YOUR TASK
Transcribe each record below word for word.

PROVIDED INFORMATION
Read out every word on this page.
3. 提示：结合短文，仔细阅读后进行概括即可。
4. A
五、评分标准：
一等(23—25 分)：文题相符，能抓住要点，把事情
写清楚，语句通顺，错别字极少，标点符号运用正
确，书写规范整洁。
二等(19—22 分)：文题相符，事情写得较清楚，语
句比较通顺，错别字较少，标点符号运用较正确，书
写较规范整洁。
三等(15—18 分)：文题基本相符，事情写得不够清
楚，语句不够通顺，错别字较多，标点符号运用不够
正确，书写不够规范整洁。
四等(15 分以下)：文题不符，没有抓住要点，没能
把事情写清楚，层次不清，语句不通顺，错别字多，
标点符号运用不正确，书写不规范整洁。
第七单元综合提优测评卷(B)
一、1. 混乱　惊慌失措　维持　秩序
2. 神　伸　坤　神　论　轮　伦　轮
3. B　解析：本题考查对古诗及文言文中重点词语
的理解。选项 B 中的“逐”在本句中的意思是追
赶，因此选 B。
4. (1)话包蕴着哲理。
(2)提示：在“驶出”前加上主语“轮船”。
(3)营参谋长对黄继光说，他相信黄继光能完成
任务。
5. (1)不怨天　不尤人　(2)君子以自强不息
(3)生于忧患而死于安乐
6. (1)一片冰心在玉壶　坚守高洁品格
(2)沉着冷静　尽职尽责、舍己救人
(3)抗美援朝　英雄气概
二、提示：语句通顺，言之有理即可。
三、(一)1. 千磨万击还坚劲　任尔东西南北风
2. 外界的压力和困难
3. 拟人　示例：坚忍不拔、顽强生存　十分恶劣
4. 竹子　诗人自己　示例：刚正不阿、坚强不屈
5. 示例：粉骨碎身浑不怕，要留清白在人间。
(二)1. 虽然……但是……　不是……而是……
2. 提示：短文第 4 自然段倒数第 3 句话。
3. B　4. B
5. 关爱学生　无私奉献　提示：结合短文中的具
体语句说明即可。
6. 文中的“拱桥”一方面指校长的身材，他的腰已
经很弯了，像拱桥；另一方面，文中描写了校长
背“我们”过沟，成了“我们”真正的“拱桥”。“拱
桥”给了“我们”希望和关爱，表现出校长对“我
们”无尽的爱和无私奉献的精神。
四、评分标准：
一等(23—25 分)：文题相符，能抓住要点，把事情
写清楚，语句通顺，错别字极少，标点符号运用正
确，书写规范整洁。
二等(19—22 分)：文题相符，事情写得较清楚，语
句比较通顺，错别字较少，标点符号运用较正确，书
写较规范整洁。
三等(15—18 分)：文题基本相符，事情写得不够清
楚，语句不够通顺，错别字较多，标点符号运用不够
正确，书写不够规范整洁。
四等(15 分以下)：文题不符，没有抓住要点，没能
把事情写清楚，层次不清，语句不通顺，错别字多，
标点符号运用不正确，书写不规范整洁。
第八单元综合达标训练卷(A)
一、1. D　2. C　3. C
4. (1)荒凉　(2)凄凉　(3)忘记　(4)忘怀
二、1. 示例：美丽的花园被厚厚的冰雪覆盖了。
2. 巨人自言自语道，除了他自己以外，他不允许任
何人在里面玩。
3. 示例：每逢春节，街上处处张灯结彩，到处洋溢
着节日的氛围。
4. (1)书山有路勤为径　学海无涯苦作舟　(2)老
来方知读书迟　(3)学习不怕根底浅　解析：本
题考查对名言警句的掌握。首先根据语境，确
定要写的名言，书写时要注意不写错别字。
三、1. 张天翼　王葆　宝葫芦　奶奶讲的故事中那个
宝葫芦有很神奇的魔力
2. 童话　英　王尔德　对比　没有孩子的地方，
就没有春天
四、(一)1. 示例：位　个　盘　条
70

CORRECT RESPONSE
Read out every word on this page.
3. 提示：结合短文，仔细阅读后进行概括即可。
4. A
五、评分标准：
一等(23—25 分)：文题相符，能抓住要点，把事情
写清楚，语句通顺，错别字极少，标点符号运用正
确，书写规范整洁。
二等(19—22 分)：文题相符，事情写得较清楚，语
句比较通顺，错别字较少，标点符号运用较正确，书
写较规范整洁。
三等(15—18 分)：文题基本相符，事情写得不够清
楚，语句不够通顺，错别字较多，标点符号运用不够
正确，书写不够规范整洁。
四等(15 分以下)：文题不符，没有抓住要点，没能
把事情写清楚，层次不清，语句不通顺，错别字多，
标点符号运用不正确，书写不规范整洁。
第七单元综合提优测评卷(B)
一、1. 混乱　惊慌失措　维持　秩序
2. 神　伸　坤　神　论　轮　伦　轮
3. B　解析：本题考查对古诗及文言文中重点词语
的理解。选项 B 中的“逐”在本句中的意思是追
赶，因此选 B。
4. (1)话包蕴着哲理。
(2)提示：在“驶出”前加上主语“轮船”。
(3)营参谋长对黄继光说，他相信黄继光能完成
任务。
5. (1)不怨天　不尤人　(2)君子以自强不息
(3)生于忧患而死于安乐
6. (1)一片冰心在玉壶　坚守高洁品格
(2)沉着冷静　尽职尽责、舍己救人
(3)抗美援朝　英雄气概
二、提示：语句通顺，言之有理即可。
三、(一)1. 千磨万击还坚劲　任尔东西南北风
2. 外界的压力和困难
3. 拟人　示例：坚忍不拔、顽强生存　十分恶劣
4. 竹子　诗人自己　示例：刚正不阿、坚强不屈
5. 示例：粉骨碎身浑不怕，要留清白在人间。
(二)1. 虽然……但是……　不是……而是……
2. 提示：短文第 4 自然段倒数第 3 句话。
3. B　4. B
5. 关爱学生　无私奉献　提示：结合短文中的具
体语句说明即可。
6. 文中的“拱桥”一方面指校长的身材，他的腰已
经很弯了，像拱桥；另一方面，文中描写了校长
背“我们”过沟，成了“我们”真正的“拱桥”。“拱
桥”给了“我们”希望和关爱，表现出校长对“我
们”无尽的爱和无私奉献的精神。
四、评分标准：
一等(23—25 分)：文题相符，能抓住要点，把事情
写清楚，语句通顺，错别字极少，标点符号运用正
确，书写规范整洁。
二等(19—22 分)：文题相符，事情写得较清楚，语
句比较通顺，错别字较少，标点符号运用较正确，书
写较规范整洁。
三等(15—18 分)：文题基本相符，事情写得不够清
楚，语句不够通顺，错别字较多，标点符号运用不够
正确，书写不够规范整洁。
四等(15 分以下)：文题不符，没有抓住要点，没能
把事情写清楚，层次不清，语句不通顺，错别字多，
标点符号运用不正确，书写不规范整洁。
第八单元综合达标训练卷(A)
一、1. D　2. C　3. C
4. (1)荒凉　(2)凄凉　(3)忘记　(4)忘怀
二、1. 示例：美丽的花园被厚厚的冰雪覆盖了。
2. 巨人自言自语道，除了他自己以外，他不允许任
何人在里面玩。
3. 示例：每逢春节，街上处处张灯结彩，到处洋溢
着节日的氛围。
4. (1)书山有路勤为径　学海无涯苦作舟　(2)老
来方知读书迟　(3)学习不怕根底浅　解析：本
题考查对名言警句的掌握。首先根据语境，确
定要写的名言，书写时要注意不写错别字。
三、1. 张天翼　王葆　宝葫芦　奶奶讲的故事中那个
宝葫芦有很神奇的魔力
2. 童话　英　王尔德　对比　没有孩子的地方，
就没有春天
四、(一)1. 示例：位　个　盘　条
70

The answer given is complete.